__The problem__. Take each line containing "iRiver" and report it exactly as written.

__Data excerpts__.
Begin
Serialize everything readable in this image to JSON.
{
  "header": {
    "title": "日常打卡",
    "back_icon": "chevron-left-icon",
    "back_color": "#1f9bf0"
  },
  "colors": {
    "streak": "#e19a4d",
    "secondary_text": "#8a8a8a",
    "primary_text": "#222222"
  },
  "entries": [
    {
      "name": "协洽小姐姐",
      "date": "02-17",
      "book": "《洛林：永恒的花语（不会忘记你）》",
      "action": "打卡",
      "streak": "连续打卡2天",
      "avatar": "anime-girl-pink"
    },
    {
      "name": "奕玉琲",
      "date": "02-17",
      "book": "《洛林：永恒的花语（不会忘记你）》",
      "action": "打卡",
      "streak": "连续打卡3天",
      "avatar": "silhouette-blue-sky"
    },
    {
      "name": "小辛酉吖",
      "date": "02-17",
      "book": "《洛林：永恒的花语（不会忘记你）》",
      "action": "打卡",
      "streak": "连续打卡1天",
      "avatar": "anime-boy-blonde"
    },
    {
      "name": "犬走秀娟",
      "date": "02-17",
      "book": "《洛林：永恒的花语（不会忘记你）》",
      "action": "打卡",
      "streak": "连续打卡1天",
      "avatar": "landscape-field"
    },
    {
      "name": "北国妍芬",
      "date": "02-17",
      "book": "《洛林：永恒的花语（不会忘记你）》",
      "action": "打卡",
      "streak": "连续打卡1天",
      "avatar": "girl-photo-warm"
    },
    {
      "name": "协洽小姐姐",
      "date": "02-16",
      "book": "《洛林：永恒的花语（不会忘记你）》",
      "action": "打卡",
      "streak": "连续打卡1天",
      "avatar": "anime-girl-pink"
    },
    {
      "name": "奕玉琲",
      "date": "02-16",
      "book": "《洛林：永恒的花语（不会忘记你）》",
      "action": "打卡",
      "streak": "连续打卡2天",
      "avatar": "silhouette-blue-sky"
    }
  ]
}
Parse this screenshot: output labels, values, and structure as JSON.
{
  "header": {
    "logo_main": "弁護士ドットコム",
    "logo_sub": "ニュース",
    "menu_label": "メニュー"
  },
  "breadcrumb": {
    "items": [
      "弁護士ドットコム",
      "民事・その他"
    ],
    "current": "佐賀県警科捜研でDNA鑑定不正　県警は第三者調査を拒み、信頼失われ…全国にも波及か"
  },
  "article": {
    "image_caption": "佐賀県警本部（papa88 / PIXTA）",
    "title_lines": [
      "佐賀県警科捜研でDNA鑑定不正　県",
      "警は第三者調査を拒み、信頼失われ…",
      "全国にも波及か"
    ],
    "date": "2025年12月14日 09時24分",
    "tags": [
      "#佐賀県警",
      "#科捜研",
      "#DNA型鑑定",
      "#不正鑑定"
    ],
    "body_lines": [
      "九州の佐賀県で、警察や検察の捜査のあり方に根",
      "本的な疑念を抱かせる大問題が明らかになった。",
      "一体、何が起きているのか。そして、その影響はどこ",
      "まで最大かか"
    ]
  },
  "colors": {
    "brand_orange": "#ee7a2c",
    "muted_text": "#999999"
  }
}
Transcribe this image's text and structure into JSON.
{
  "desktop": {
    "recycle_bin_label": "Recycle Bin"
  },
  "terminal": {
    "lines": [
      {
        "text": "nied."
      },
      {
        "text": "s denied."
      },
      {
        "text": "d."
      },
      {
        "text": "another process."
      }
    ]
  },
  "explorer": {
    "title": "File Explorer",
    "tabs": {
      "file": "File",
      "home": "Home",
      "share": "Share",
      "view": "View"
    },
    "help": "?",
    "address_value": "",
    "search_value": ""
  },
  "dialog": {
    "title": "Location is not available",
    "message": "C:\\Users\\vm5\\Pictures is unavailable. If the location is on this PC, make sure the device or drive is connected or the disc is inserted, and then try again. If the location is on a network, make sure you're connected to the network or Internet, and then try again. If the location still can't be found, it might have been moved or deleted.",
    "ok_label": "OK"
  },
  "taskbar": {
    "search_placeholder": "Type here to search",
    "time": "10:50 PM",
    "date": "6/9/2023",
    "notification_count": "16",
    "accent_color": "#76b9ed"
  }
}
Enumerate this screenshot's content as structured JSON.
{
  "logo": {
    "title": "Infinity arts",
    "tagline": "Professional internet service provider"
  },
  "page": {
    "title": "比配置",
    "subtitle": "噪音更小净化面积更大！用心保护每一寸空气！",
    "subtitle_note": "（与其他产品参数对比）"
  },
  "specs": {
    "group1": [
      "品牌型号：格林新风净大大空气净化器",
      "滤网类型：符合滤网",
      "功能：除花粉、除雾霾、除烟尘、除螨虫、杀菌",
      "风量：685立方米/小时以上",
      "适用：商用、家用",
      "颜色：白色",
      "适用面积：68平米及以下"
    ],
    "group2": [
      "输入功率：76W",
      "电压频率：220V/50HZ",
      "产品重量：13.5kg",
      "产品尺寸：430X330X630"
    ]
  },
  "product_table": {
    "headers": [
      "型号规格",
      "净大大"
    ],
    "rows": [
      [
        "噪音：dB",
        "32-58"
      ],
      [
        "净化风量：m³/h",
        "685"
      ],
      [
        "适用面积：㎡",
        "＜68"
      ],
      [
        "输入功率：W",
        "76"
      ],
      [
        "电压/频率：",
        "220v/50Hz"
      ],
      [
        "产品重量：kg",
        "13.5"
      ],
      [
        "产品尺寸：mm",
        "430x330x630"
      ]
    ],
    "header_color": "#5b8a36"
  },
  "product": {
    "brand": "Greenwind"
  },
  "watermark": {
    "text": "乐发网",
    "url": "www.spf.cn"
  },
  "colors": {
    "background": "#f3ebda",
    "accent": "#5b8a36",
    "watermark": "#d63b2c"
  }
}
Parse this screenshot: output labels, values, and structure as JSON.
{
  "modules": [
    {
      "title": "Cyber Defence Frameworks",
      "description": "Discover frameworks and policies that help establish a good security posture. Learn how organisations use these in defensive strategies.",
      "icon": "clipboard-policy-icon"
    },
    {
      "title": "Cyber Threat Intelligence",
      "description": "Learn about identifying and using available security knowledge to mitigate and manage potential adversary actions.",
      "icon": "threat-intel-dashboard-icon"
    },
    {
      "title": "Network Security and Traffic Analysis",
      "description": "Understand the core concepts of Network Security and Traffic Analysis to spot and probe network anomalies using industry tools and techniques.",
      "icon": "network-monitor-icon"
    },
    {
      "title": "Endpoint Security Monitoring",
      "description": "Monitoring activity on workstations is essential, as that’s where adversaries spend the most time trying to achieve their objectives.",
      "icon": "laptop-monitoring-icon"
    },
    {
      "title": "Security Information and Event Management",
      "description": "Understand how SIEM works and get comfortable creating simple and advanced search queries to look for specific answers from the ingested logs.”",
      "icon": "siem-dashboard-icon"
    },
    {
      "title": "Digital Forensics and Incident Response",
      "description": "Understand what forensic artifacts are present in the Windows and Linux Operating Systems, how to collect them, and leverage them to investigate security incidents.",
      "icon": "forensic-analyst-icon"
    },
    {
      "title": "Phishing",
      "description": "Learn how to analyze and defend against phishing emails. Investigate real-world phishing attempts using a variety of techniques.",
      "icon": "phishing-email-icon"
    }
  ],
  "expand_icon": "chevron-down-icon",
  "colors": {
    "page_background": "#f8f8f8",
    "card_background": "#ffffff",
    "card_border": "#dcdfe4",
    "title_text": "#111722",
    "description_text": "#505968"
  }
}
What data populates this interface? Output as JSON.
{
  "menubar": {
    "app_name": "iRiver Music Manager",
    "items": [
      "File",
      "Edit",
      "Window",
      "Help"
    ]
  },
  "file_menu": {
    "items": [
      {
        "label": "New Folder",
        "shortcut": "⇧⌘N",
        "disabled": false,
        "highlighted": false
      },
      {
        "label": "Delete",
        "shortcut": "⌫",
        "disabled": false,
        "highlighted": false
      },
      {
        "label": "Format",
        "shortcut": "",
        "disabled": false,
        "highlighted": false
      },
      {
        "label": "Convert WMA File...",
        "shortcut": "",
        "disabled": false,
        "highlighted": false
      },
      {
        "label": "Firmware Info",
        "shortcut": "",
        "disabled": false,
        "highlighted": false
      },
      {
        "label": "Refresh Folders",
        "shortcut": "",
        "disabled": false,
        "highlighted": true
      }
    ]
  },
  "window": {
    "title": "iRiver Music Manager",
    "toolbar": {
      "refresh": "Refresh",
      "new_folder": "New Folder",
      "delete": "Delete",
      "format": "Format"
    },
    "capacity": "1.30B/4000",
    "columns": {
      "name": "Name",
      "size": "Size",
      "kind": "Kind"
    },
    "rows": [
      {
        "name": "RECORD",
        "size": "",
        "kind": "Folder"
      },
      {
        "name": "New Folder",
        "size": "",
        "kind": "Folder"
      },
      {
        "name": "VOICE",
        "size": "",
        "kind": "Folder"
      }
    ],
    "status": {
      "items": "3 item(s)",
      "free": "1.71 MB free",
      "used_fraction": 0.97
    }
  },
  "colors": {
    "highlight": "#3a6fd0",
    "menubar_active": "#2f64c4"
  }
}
End
__Exercise response__.
    "app_name": "iRiver Music Manager",
    "title": "iRiver Music Manager",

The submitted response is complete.